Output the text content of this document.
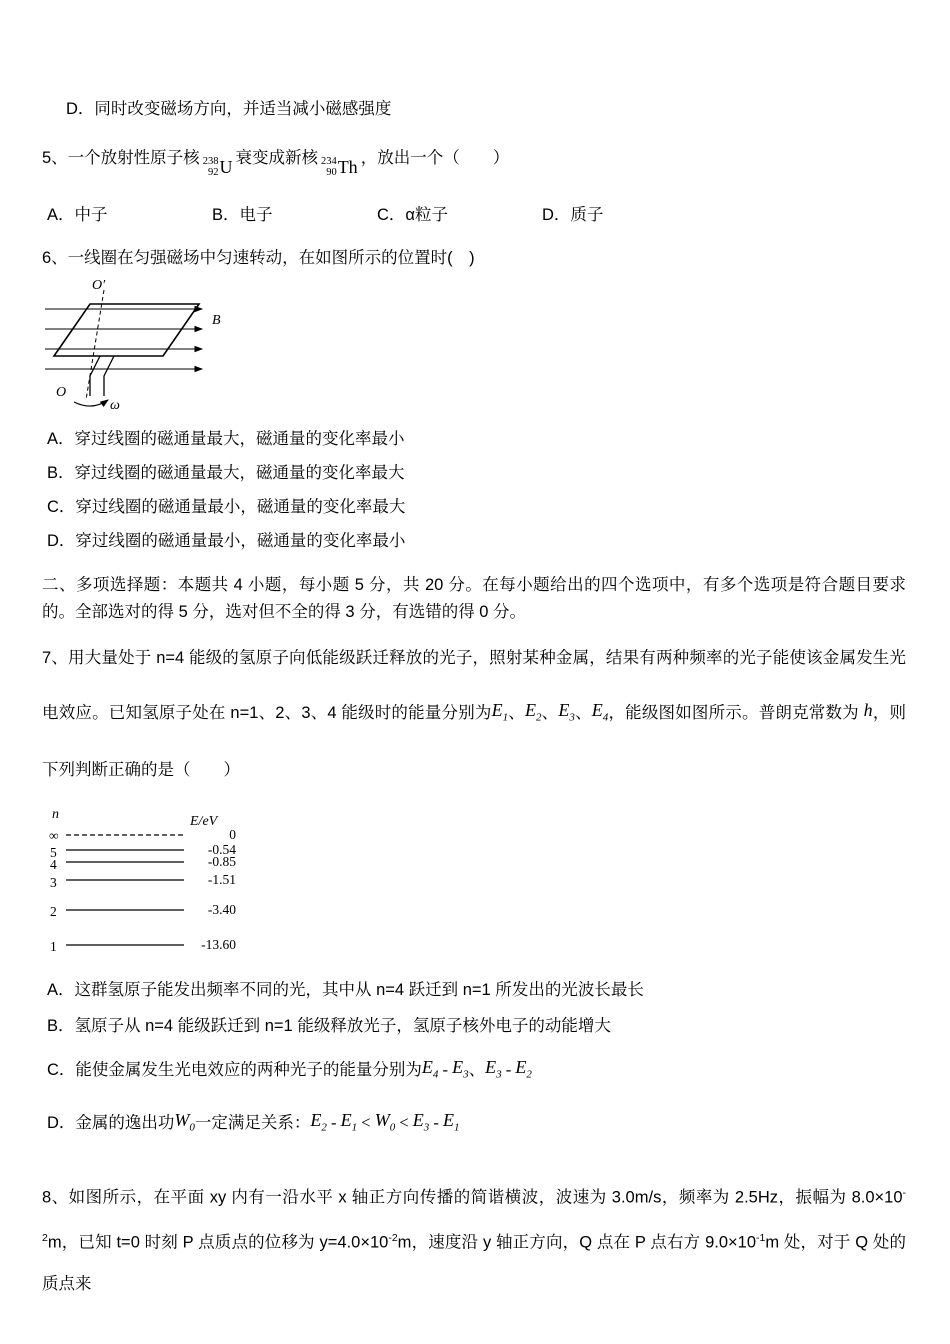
D．同时改变磁场方向，并适当减小磁感强度

5、一个放射性原子核 238
92 U 衰变成新核 234
90 Th ，放出一个（　　）

A．中子	B．电子	C．α粒子	D．质子

6、一线圈在匀强磁场中匀速转动，在如图所示的位置时(　)

O′
B
O
ω

A．穿过线圈的磁通量最大，磁通量的变化率最小

B．穿过线圈的磁通量最大，磁通量的变化率最大

C．穿过线圈的磁通量最小，磁通量的变化率最大

D．穿过线圈的磁通量最小，磁通量的变化率最小

二、多项选择题：本题共 4 小题，每小题 5 分，共 20 分。在每小题给出的四个选项中，有多个选项是符合题目要求的。全部选对的得 5 分，选对但不全的得 3 分，有选错的得 0 分。

7、用大量处于 n=4 能级的氢原子向低能级跃迁释放的光子，照射某种金属，结果有两种频率的光子能使该金属发生光电效应。已知氢原子处在 n=1、2、3、4 能级时的能量分别为$E_1$、$E_2$、$E_3$、$E_4$，能级图如图所示。普朗克常数为 h，则下列判断正确的是（　　）

n	E/eV
∞
5
4
3
2
1
0
-0.54
-0.85
-1.51
-3.40
-13.60

A．这群氢原子能发出频率不同的光，其中从 n=4 跃迁到 n=1 所发出的光波长最长

B．氢原子从 n=4 能级跃迁到 n=1 能级释放光子，氢原子核外电子的动能增大

C．能使金属发生光电效应的两种光子的能量分别为$E_4 - E_3$、$E_3 - E_2$

D．金属的逸出功$W_0$一定满足关系：$E_2 - E_1 < W_0 < E_3 - E_1$

8、如图所示，在平面 xy 内有一沿水平 x 轴正方向传播的简谐横波，波速为 3.0m/s，频率为 2.5Hz，振幅为 $8.0\times 10^{-2}m$，已知 t=0 时刻 P 点质点的位移为 $y=4.0\times 10^{-2}m$，速度沿 y 轴正方向，Q 点在 P 点右方 $9.0\times 10^{-1}m$ 处，对于 Q 处的质点来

====

_Given task_
In this exercise, set down all of the data exactly, without the pictures.

_Answer in full_
Output the text content of this document.
D．同时改变磁场方向，并适当减小磁感强度

5、一个放射性原子核 238
92 U 衰变成新核 234
90 Th ，放出一个（　　）

A．中子	B．电子	C．α粒子	D．质子

6、一线圈在匀强磁场中匀速转动，在如图所示的位置时(　)

O′
B
O
ω

A．穿过线圈的磁通量最大，磁通量的变化率最小

B．穿过线圈的磁通量最大，磁通量的变化率最大

C．穿过线圈的磁通量最小，磁通量的变化率最大

D．穿过线圈的磁通量最小，磁通量的变化率最小

二、多项选择题：本题共 4 小题，每小题 5 分，共 20 分。在每小题给出的四个选项中，有多个选项是符合题目要求的。全部选对的得 5 分，选对但不全的得 3 分，有选错的得 0 分。

7、用大量处于 n=4 能级的氢原子向低能级跃迁释放的光子，照射某种金属，结果有两种频率的光子能使该金属发生光电效应。已知氢原子处在 n=1、2、3、4 能级时的能量分别为$E_1$、$E_2$、$E_3$、$E_4$，能级图如图所示。普朗克常数为 h，则下列判断正确的是（　　）

n	E/eV
∞
5
4
3
2
1
0
-0.54
-0.85
-1.51
-3.40
-13.60

A．这群氢原子能发出频率不同的光，其中从 n=4 跃迁到 n=1 所发出的光波长最长

B．氢原子从 n=4 能级跃迁到 n=1 能级释放光子，氢原子核外电子的动能增大

C．能使金属发生光电效应的两种光子的能量分别为$E_4 - E_3$、$E_3 - E_2$

D．金属的逸出功$W_0$一定满足关系：$E_2 - E_1 < W_0 < E_3 - E_1$

8、如图所示，在平面 xy 内有一沿水平 x 轴正方向传播的简谐横波，波速为 3.0m/s，频率为 2.5Hz，振幅为 $8.0\times 10^{-2}m$，已知 t=0 时刻 P 点质点的位移为 $y=4.0\times 10^{-2}m$，速度沿 y 轴正方向，Q 点在 P 点右方 $9.0\times 10^{-1}m$ 处，对于 Q 处的质点来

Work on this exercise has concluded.